GIVEN INSTRUCTION
Scan the records for the string "relative"; copy each line where it occurs.

RECORDED INFORMATION
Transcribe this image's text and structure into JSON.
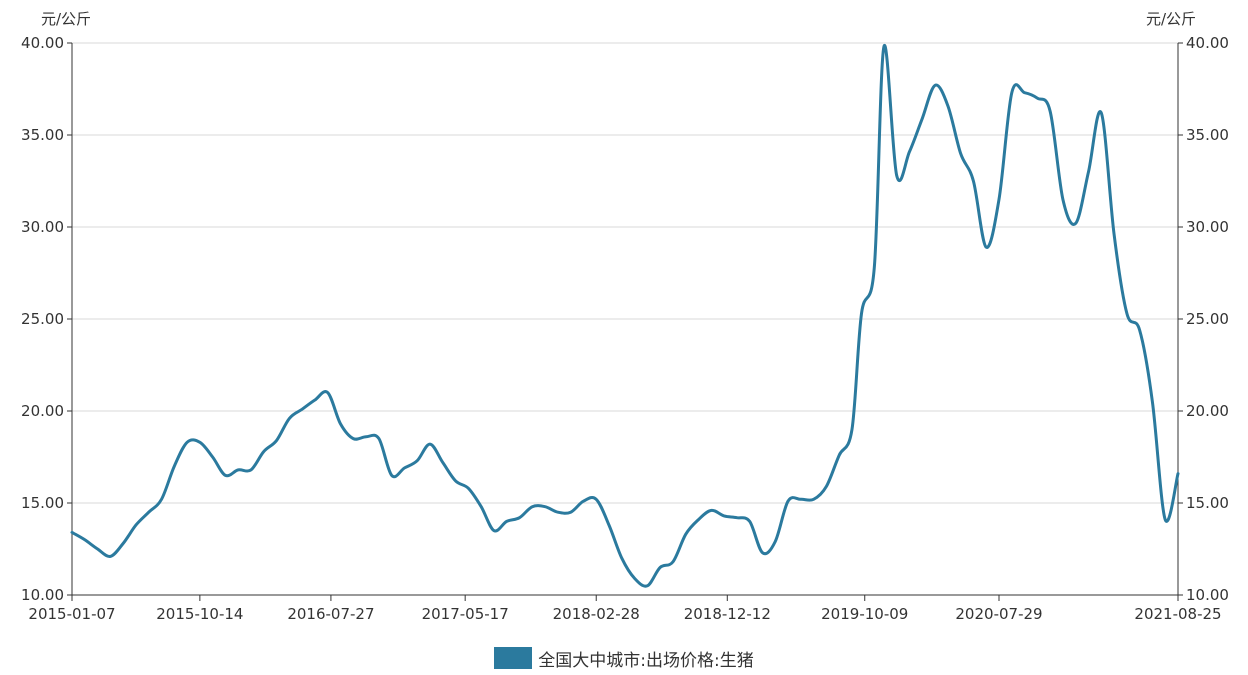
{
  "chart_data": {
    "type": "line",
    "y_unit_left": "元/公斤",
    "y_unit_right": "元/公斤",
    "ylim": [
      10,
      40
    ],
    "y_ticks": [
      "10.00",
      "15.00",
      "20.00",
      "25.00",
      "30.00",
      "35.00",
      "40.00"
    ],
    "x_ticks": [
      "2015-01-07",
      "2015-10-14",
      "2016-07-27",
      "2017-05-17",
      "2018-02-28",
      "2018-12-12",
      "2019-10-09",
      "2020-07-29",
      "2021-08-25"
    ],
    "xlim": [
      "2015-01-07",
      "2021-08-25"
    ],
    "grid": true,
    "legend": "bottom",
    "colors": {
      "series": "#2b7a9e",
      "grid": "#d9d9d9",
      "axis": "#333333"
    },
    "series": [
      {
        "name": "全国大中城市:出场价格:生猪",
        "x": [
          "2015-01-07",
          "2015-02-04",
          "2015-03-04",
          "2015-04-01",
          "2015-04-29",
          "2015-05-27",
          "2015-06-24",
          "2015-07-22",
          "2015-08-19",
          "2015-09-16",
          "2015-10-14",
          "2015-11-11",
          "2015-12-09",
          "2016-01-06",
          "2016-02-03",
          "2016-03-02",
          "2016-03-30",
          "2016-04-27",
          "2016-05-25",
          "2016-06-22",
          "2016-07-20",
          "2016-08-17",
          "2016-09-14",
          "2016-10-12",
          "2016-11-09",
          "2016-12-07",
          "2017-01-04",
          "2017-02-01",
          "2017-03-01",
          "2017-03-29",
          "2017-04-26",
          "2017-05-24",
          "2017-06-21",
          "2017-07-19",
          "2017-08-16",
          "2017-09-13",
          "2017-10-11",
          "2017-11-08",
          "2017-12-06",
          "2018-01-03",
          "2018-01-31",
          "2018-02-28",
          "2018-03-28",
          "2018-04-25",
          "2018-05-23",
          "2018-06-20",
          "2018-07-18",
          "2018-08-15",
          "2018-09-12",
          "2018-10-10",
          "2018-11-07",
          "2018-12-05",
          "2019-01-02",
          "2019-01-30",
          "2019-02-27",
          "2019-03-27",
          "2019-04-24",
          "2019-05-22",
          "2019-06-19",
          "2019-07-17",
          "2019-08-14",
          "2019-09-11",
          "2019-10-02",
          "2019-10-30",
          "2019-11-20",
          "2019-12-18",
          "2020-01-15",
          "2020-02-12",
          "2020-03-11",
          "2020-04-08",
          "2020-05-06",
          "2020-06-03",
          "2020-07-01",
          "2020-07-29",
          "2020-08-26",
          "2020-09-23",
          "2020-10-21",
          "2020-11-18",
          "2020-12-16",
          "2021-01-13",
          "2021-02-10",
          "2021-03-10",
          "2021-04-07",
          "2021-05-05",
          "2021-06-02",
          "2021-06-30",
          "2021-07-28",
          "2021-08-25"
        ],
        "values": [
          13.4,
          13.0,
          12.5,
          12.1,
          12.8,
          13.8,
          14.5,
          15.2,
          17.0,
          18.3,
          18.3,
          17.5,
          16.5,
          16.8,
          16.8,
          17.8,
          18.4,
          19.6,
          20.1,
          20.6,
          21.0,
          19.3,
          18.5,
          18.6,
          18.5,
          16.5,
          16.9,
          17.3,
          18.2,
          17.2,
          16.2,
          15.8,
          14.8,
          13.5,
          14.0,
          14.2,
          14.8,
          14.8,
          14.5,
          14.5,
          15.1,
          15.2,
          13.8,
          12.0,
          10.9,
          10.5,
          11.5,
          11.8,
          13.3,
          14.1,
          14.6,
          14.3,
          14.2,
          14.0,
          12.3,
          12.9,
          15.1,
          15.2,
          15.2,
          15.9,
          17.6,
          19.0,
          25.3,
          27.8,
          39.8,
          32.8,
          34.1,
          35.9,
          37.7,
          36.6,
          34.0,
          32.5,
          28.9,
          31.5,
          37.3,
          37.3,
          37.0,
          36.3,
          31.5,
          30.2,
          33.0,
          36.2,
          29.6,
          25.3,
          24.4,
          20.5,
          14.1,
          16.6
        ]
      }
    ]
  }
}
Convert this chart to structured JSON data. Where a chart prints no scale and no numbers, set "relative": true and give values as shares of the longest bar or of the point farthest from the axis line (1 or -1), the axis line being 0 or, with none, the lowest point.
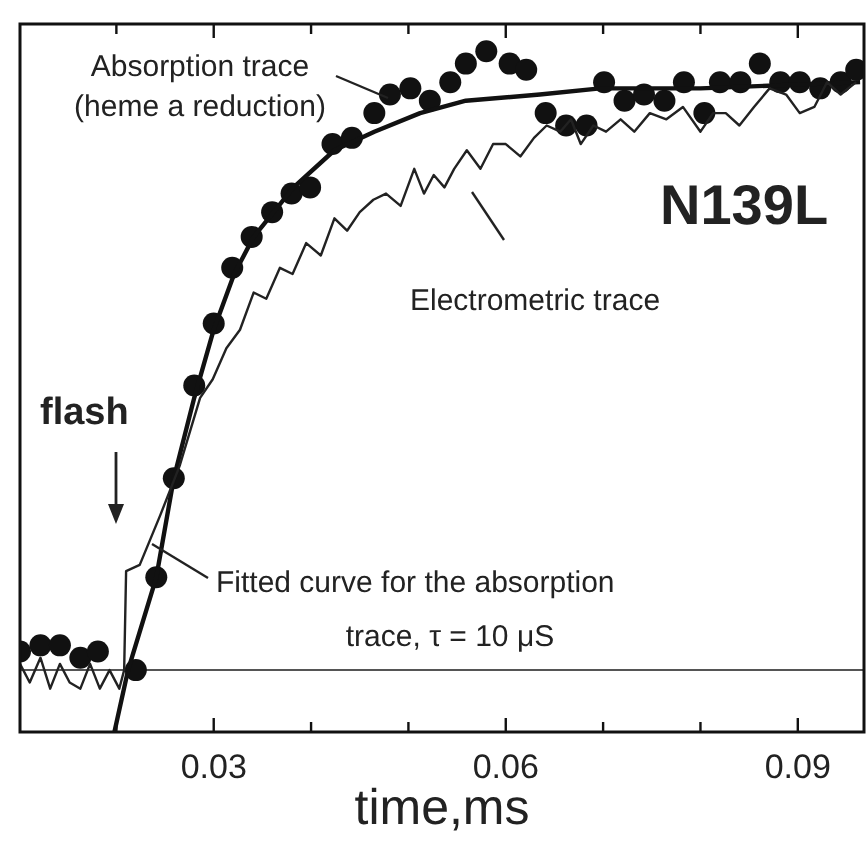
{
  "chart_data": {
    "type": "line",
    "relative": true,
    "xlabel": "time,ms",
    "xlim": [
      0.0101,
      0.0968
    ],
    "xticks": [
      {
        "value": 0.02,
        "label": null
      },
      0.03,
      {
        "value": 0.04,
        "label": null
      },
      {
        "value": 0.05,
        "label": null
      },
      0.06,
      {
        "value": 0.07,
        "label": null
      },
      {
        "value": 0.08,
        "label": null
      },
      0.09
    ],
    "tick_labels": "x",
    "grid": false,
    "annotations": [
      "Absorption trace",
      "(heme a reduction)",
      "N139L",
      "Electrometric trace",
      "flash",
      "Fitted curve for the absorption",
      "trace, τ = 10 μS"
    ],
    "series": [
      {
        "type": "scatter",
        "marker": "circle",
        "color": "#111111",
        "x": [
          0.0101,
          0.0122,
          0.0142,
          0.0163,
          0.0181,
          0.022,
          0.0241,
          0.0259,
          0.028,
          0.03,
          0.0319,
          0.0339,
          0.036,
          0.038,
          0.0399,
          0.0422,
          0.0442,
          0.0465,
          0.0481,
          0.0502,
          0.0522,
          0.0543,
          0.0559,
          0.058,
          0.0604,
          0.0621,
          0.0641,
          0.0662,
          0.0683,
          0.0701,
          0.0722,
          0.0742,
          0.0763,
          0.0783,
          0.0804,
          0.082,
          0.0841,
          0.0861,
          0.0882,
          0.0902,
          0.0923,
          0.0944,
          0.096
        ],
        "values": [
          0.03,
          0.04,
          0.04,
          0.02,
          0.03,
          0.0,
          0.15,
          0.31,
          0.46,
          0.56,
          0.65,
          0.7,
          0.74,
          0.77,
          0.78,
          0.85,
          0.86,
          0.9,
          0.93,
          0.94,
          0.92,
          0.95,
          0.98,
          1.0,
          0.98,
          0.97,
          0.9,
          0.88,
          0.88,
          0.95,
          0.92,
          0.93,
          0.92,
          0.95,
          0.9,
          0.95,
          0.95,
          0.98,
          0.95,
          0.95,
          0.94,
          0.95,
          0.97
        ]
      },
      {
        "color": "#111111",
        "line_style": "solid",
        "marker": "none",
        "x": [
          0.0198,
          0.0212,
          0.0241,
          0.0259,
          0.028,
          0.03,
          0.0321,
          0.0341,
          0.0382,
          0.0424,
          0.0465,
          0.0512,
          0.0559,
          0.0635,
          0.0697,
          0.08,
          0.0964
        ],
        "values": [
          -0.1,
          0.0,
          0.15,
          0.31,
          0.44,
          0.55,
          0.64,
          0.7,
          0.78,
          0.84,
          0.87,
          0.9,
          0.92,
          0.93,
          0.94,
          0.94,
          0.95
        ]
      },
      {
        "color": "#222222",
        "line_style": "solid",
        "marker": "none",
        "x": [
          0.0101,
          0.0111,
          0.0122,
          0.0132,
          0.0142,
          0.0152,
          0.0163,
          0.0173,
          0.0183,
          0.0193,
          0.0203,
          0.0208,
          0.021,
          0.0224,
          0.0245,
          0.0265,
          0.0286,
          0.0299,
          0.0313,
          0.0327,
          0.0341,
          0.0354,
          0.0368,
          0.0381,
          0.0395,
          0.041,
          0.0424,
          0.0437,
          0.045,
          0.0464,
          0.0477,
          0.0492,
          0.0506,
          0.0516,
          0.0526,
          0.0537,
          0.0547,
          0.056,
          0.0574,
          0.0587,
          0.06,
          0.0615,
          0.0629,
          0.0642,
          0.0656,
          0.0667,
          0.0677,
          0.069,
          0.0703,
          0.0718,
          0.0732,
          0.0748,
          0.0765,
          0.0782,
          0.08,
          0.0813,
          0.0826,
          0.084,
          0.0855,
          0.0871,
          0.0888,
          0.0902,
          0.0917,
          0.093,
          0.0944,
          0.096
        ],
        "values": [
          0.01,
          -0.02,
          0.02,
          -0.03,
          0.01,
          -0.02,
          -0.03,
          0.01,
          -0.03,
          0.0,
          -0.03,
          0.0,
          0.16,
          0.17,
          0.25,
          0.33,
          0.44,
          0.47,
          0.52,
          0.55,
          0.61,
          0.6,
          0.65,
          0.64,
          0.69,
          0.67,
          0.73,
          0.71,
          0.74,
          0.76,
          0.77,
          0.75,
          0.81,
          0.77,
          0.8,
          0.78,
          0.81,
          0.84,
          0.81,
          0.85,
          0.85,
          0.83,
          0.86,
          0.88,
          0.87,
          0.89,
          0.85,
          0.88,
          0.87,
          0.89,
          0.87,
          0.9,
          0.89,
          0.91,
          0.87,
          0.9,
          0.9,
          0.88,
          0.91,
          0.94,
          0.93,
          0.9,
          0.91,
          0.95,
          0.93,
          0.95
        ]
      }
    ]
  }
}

EXPECTED ANSWER
Convert this chart to structured JSON data. Where a chart prints no scale and no numbers, set "relative": true and give values as shares of the longest bar or of the point farthest from the axis line (1 or -1), the axis line being 0 or, with none, the lowest point.
    "relative": true,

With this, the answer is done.